Text extract:
═══

# What if I never did isolation exercise ever?



## viktor89 (Aug 4, 2014)

Hey guys, 

That is an exaggeration but I'm wondering if one never did isolation exercise ever what would happen? 

II'm on Bill star's program and in my week 6. Now I think I can't keep increasing the weight every week and I might need to stay on that weight until I master it. For example bench is 210 only 4 reps, now I need to do that until the week I can do 5 reps. 

I Do triceos 3 exercise 2x a week and biceps 3 exercises 1 x a week. 

Been a month on this program and a month and half before this I was doing random stuff. So two and half  months since started. 

If I start doing them once a week what would happen? Or don't do them at all? My workout in general is 3x a week like the program states. Mon, Wed,  Thurs. 

What do you guys think? Would it hurt overall performance or enhance it? 

Thanks in advance.


----------



## Youngblood43 (Aug 4, 2014)

═══

Stated problem 1: Copy the forum thread on skipping isolation exercises in full, with every character unchanged.
Stated problem 2: In the records, repeat without any change the lines starting at the line that contains "- interactive-badge: Interactive: [569, 309, 640, 326]" and ending at the line that contains "- upload-video-button[interactable]: Upload", both of those lines included, and nothing else.

═══

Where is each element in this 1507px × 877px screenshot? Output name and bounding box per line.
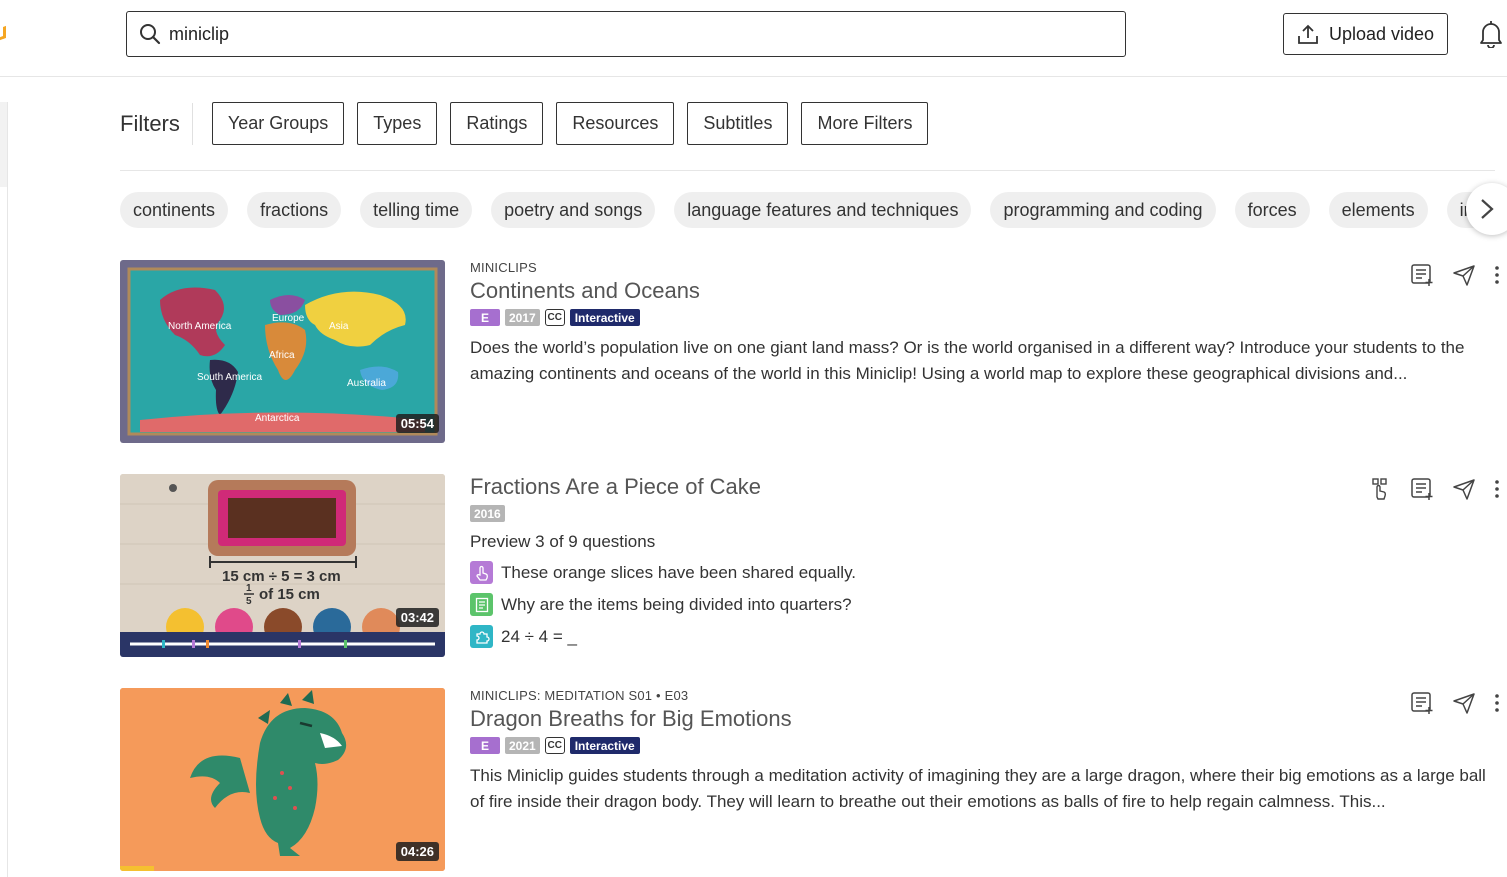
- interactive-badge: Interactive: [569, 309, 640, 326]
- badges: 2016: [470, 505, 1500, 522]
- map-label: Europe: [272, 313, 305, 324]
- share-icon[interactable]: [1452, 691, 1476, 715]
- upload-video-button[interactable]: Upload video: [1283, 13, 1448, 55]
- add-to-playlist-icon[interactable]: [1410, 691, 1434, 715]
- add-to-playlist-icon[interactable]: [1410, 477, 1434, 501]
- filter-year-groups-button[interactable]: Year Groups: [211, 102, 345, 145]
- bell-icon[interactable]: [1478, 20, 1504, 48]
- video-duration: 04:26: [395, 842, 439, 861]
- search-icon: [140, 24, 161, 45]
- video-title[interactable]: Fractions Are a Piece of Cake: [470, 474, 1500, 500]
- upload-icon: [1298, 24, 1318, 44]
- chip-continents[interactable]: continents: [120, 192, 229, 228]
- chevron-right-icon: [1481, 199, 1494, 219]
- year-badge: 2016: [470, 505, 505, 522]
- filters-bar: Filters Year Groups Types Ratings Resour…: [120, 102, 941, 145]
- chip-fractions[interactable]: fractions: [247, 192, 342, 228]
- chip-programming-and-coding[interactable]: programming and coding: [990, 192, 1216, 228]
- logo-icon[interactable]: [0, 25, 6, 41]
- video-thumbnail[interactable]: North America Europe Asia Africa South A…: [120, 260, 445, 443]
- question-item: These orange slices have been shared equ…: [470, 561, 1500, 584]
- rating-badge: E: [470, 309, 500, 326]
- filter-subtitles-button[interactable]: Subtitles: [687, 102, 789, 145]
- map-label: South America: [197, 372, 262, 383]
- question-preview-label: Preview 3 of 9 questions: [470, 532, 656, 551]
- topic-chips: continents fractions telling time poetry…: [120, 192, 1507, 228]
- interactive-badge: Interactive: [569, 737, 640, 754]
- search-box[interactable]: [126, 11, 1126, 57]
- series-label: MINICLIPS: MEDITATION S01 • E03: [470, 688, 689, 703]
- share-icon[interactable]: [1452, 477, 1476, 501]
- video-description: Does the world’s population live on one …: [470, 338, 1465, 383]
- search-input[interactable]: [169, 23, 1069, 45]
- badges: E 2021 CC Interactive: [470, 737, 1500, 754]
- video-duration: 05:54: [395, 414, 439, 433]
- fraction-cake-thumbnail: 15 cm ÷ 5 = 3 cm 1 5 of 15 cm: [120, 474, 445, 657]
- video-thumbnail[interactable]: 15 cm ÷ 5 = 3 cm 1 5 of 15 cm 03:42: [120, 474, 445, 657]
- question-text: 24 ÷ 4 = _: [501, 626, 577, 646]
- question-item: 24 ÷ 4 = _: [470, 625, 1500, 648]
- filter-ratings-button[interactable]: Ratings: [450, 102, 544, 145]
- more-options-icon[interactable]: [1494, 265, 1500, 285]
- video-description: This Miniclip guides students through a …: [470, 766, 1486, 811]
- result-info: Fractions Are a Piece of Cake 2016 Previ…: [470, 474, 1500, 648]
- result-actions: [1410, 263, 1500, 287]
- rating-badge: E: [470, 737, 500, 754]
- filter-more-button[interactable]: More Filters: [801, 102, 929, 145]
- result-info: MINICLIPS Continents and Oceans E 2017 C…: [470, 260, 1500, 387]
- filter-types-button[interactable]: Types: [357, 102, 438, 145]
- puzzle-icon: [470, 625, 493, 648]
- video-title[interactable]: Dragon Breaths for Big Emotions: [470, 706, 1500, 732]
- top-bar: Upload video: [0, 0, 1507, 77]
- interactive-questions-icon[interactable]: [1368, 477, 1392, 501]
- question-text: These orange slices have been shared equ…: [501, 562, 857, 582]
- thumbnail-equation: of 15 cm: [259, 586, 320, 603]
- thumbnail-equation: 15 cm ÷ 5 = 3 cm: [222, 568, 341, 585]
- filters-label: Filters: [120, 102, 193, 145]
- more-options-icon[interactable]: [1494, 479, 1500, 499]
- result-info: MINICLIPS: MEDITATION S01 • E03 Dragon B…: [470, 688, 1500, 815]
- filter-resources-button[interactable]: Resources: [556, 102, 675, 145]
- result-item: 04:26 MINICLIPS: MEDITATION S01 • E03 Dr…: [120, 688, 1500, 873]
- video-title[interactable]: Continents and Oceans: [470, 278, 1500, 304]
- result-actions: [1368, 477, 1500, 501]
- notes-icon: [470, 593, 493, 616]
- upload-video-label: Upload video: [1328, 23, 1435, 44]
- chip-elements[interactable]: elements: [1328, 192, 1428, 228]
- closed-captions-badge: CC: [544, 309, 565, 326]
- badges: E 2017 CC Interactive: [470, 309, 1500, 326]
- question-item: Why are the items being divided into qua…: [470, 593, 1500, 616]
- video-thumbnail[interactable]: 04:26: [120, 688, 445, 871]
- map-label: North America: [168, 321, 232, 332]
- chip-telling-time[interactable]: telling time: [360, 192, 473, 228]
- left-rail: [0, 102, 8, 877]
- more-options-icon[interactable]: [1494, 693, 1500, 713]
- thumbnail-fraction-numerator: 1: [246, 583, 252, 594]
- share-icon[interactable]: [1452, 263, 1476, 287]
- chip-forces[interactable]: forces: [1234, 192, 1310, 228]
- thumbnail-fraction-denominator: 5: [246, 596, 252, 607]
- touch-icon: [470, 561, 493, 584]
- map-label: Antarctica: [255, 413, 300, 424]
- add-to-playlist-icon[interactable]: [1410, 263, 1434, 287]
- left-rail-highlight: [0, 102, 7, 187]
- result-actions: [1410, 691, 1500, 715]
- closed-captions-badge: CC: [544, 737, 565, 754]
- chip-poetry-and-songs[interactable]: poetry and songs: [491, 192, 656, 228]
- map-label: Asia: [329, 321, 349, 332]
- chip-language-features[interactable]: language features and techniques: [674, 192, 972, 228]
- year-badge: 2017: [505, 309, 540, 326]
- result-item: North America Europe Asia Africa South A…: [120, 260, 1500, 445]
- year-badge: 2021: [505, 737, 540, 754]
- series-label: MINICLIPS: [470, 260, 537, 275]
- filters-divider: [120, 170, 1495, 171]
- map-label: Africa: [269, 350, 295, 361]
- question-text: Why are the items being divided into qua…: [501, 594, 852, 614]
- map-label: Australia: [347, 378, 386, 389]
- result-item: 15 cm ÷ 5 = 3 cm 1 5 of 15 cm 03:42 Frac…: [120, 474, 1500, 659]
- video-duration: 03:42: [395, 608, 439, 627]
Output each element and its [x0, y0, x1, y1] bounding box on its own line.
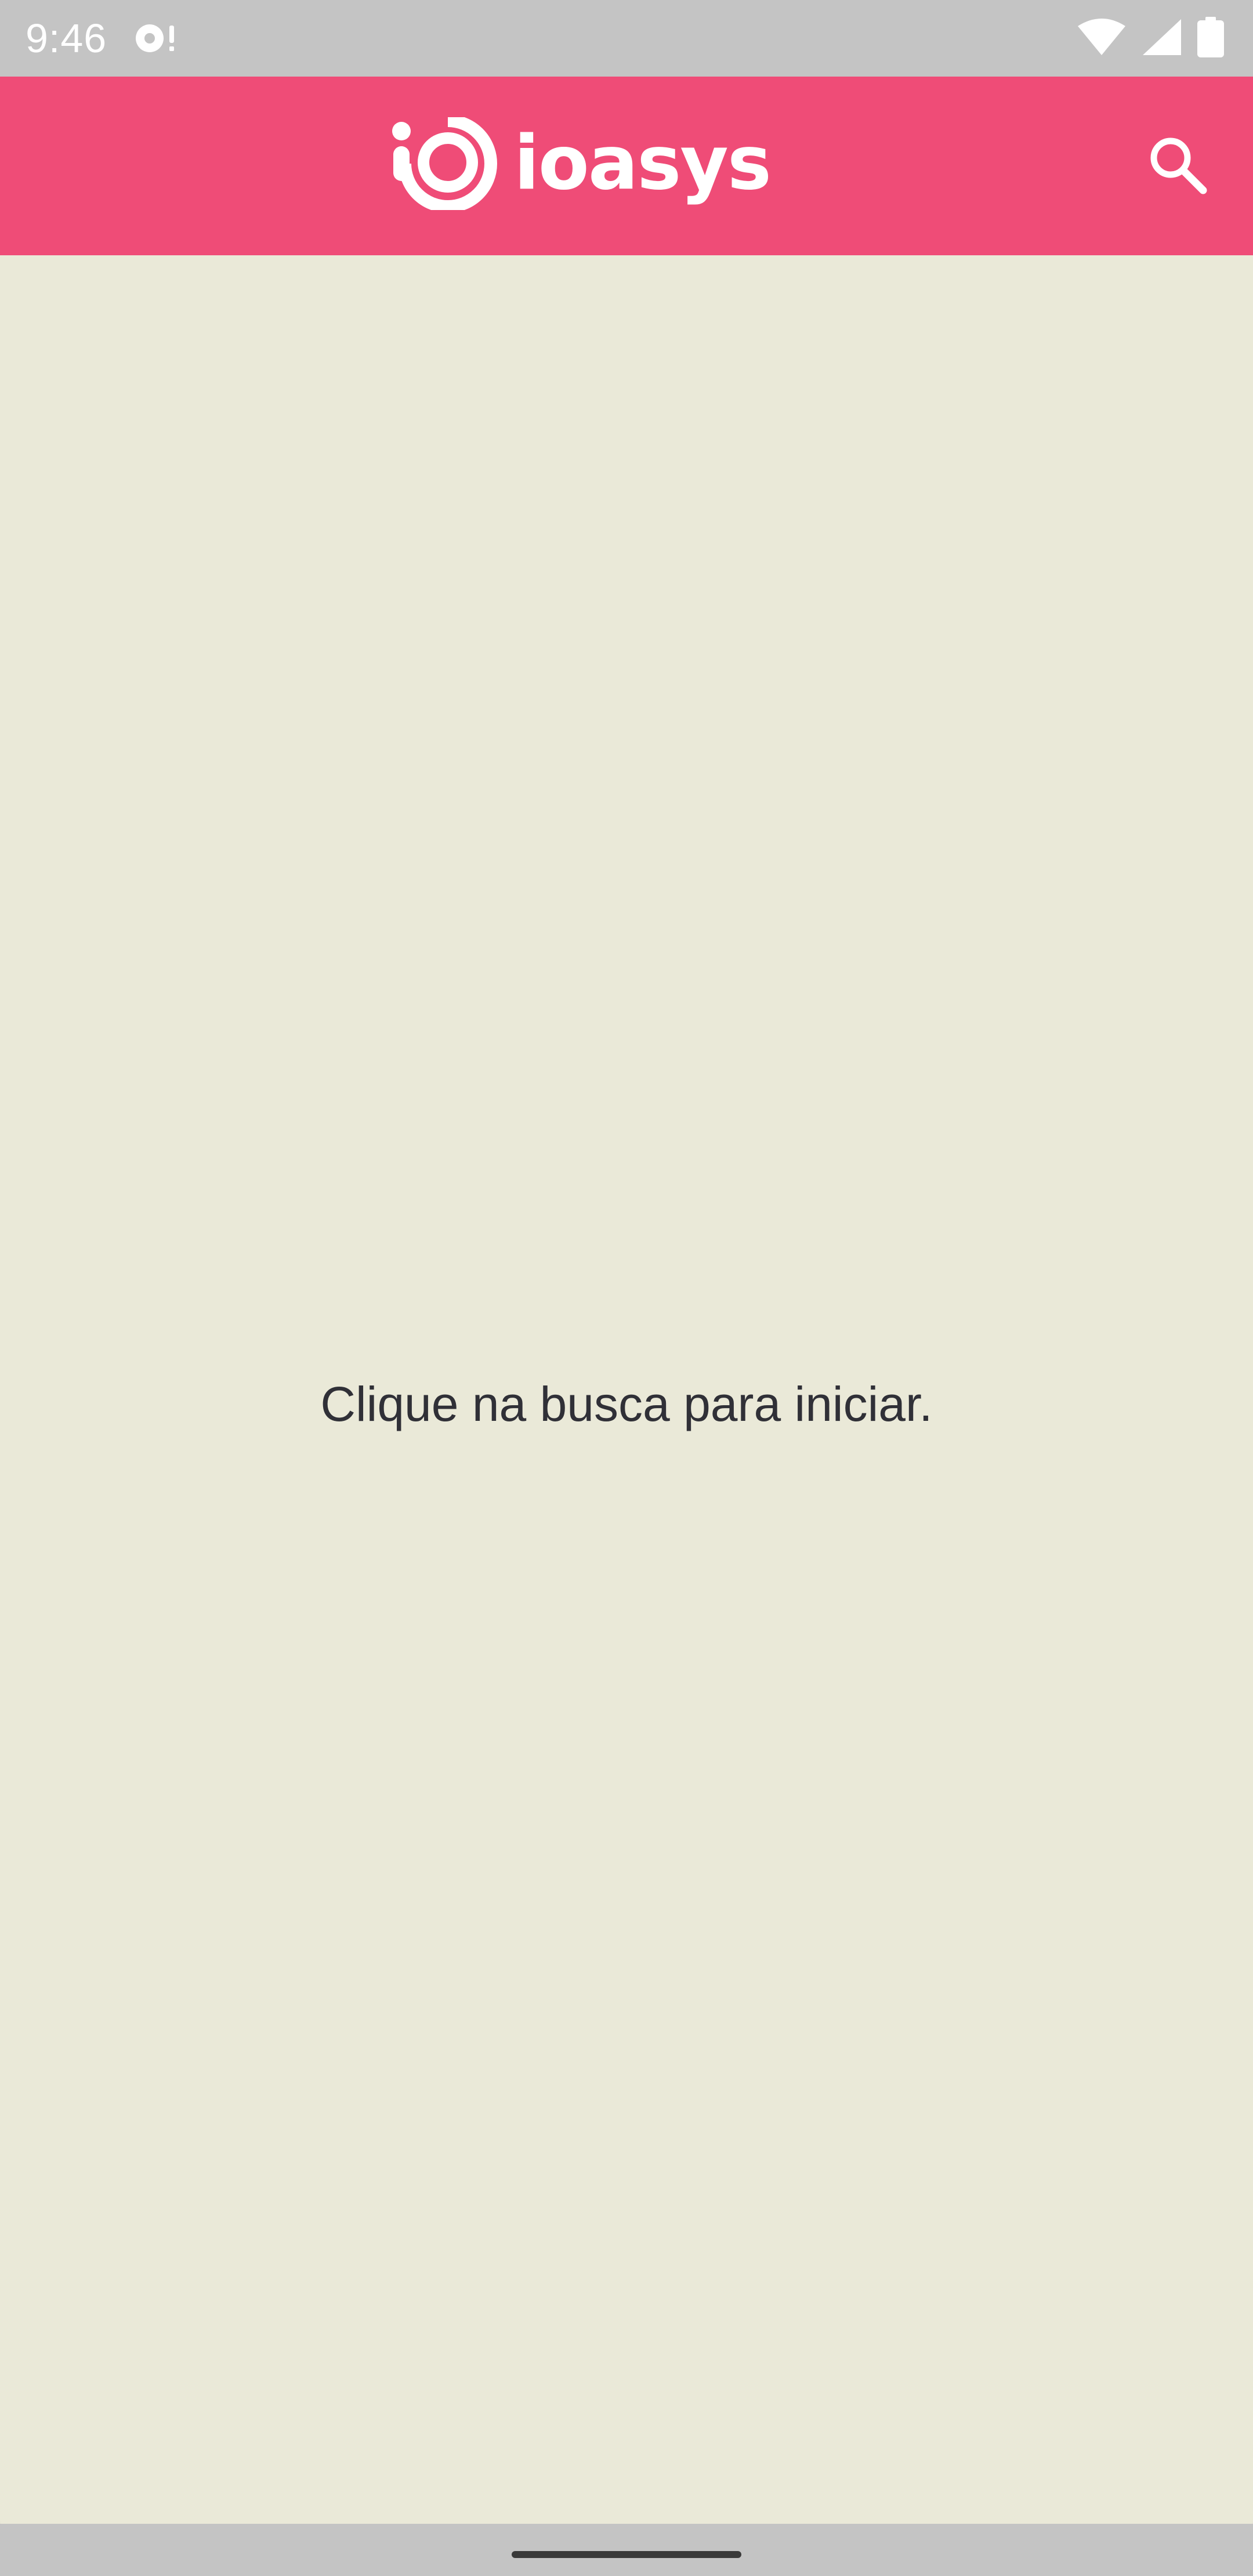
brand-name: ioasys: [514, 120, 772, 207]
wifi-icon: [1077, 18, 1127, 59]
app-bar: ioasys: [0, 77, 1253, 255]
sync-alert-icon: [132, 20, 179, 57]
cell-signal-icon: [1142, 18, 1182, 59]
ioasys-logo-icon: [390, 117, 500, 210]
status-icons: [1077, 16, 1224, 60]
search-button[interactable]: [1143, 131, 1212, 201]
search-icon: [1147, 135, 1208, 198]
navigation-bar: [0, 2524, 1253, 2576]
battery-icon: [1197, 16, 1224, 60]
content-area: Clique na busca para iniciar.: [0, 255, 1253, 2524]
phone-screen: 9:46 ioasys Clique na busca para iniciar…: [0, 0, 1253, 2576]
brand-logo: ioasys: [390, 117, 772, 210]
empty-state-message: Clique na busca para iniciar.: [320, 1377, 933, 1431]
home-handle[interactable]: [512, 2551, 741, 2558]
status-time: 9:46: [26, 16, 107, 61]
status-bar: 9:46: [0, 0, 1253, 77]
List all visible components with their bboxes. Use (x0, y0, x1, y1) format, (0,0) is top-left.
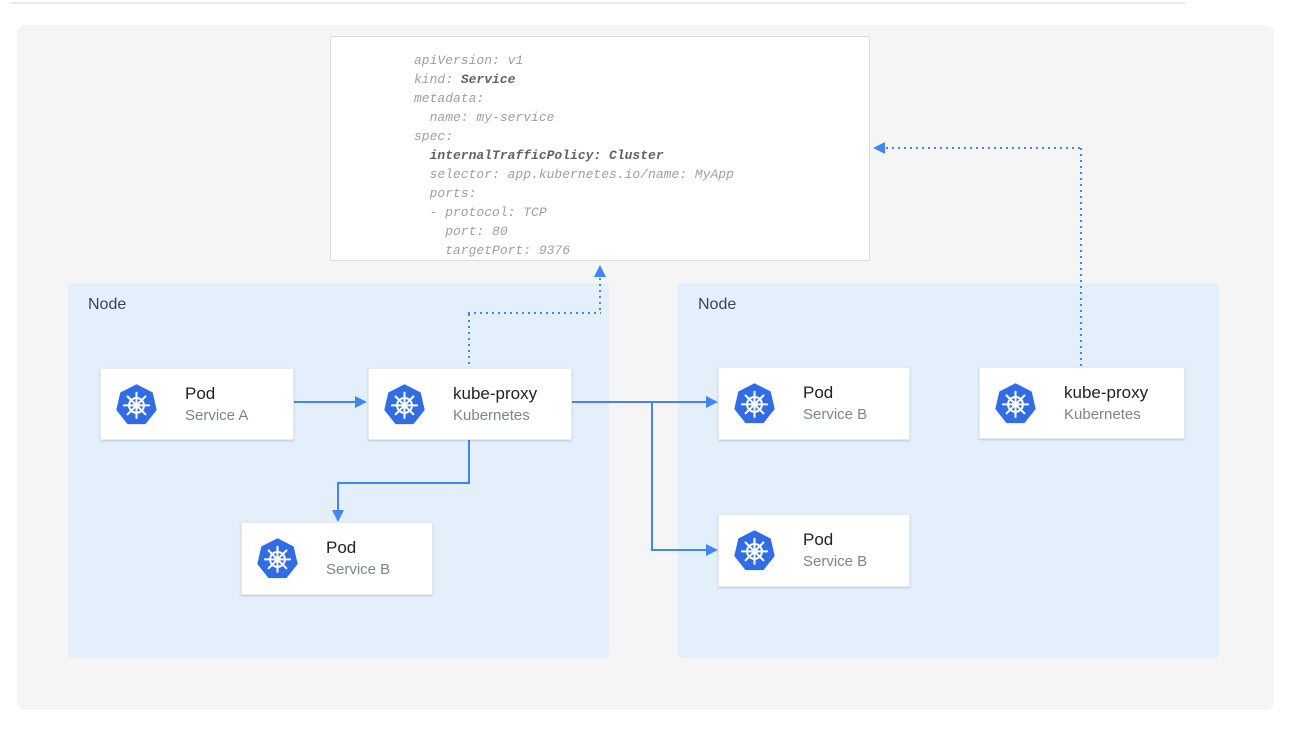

═══

Written answer 1:
# What if I never did isolation exercise ever?



## viktor89 (Aug 4, 2014)

Hey guys, 

That is an exaggeration but I'm wondering if one never did isolation exercise ever what would happen? 

II'm on Bill star's program and in my week 6. Now I think I can't keep increasing the weight every week and I might need to stay on that weight until I master it. For example bench is 210 only 4 reps, now I need to do that until the week I can do 5 reps. 

I Do triceos 3 exercise 2x a week and biceps 3 exercises 1 x a week. 

Been a month on this program and a month and half before this I was doing random stuff. So two and half  months since started. 

If I start doing them once a week what would happen? Or don't do them at all? My workout in general is 3x a week like the program states. Mon, Wed,  Thurs. 

What do you guys think? Would it hurt overall performance or enhance it? 

Thanks in advance.


----------



## Youngblood43 (Aug 4, 2014)

Written answer 2:
- interactive-badge: Interactive: [569, 309, 640, 326]
- badges: 2016: [470, 505, 1500, 522]
- map-label: Europe: [272, 313, 305, 324]
- share-icon[interactable]: [1452, 691, 1476, 715]
- upload-video-button[interactable]: Upload video: [1283, 13, 1448, 55]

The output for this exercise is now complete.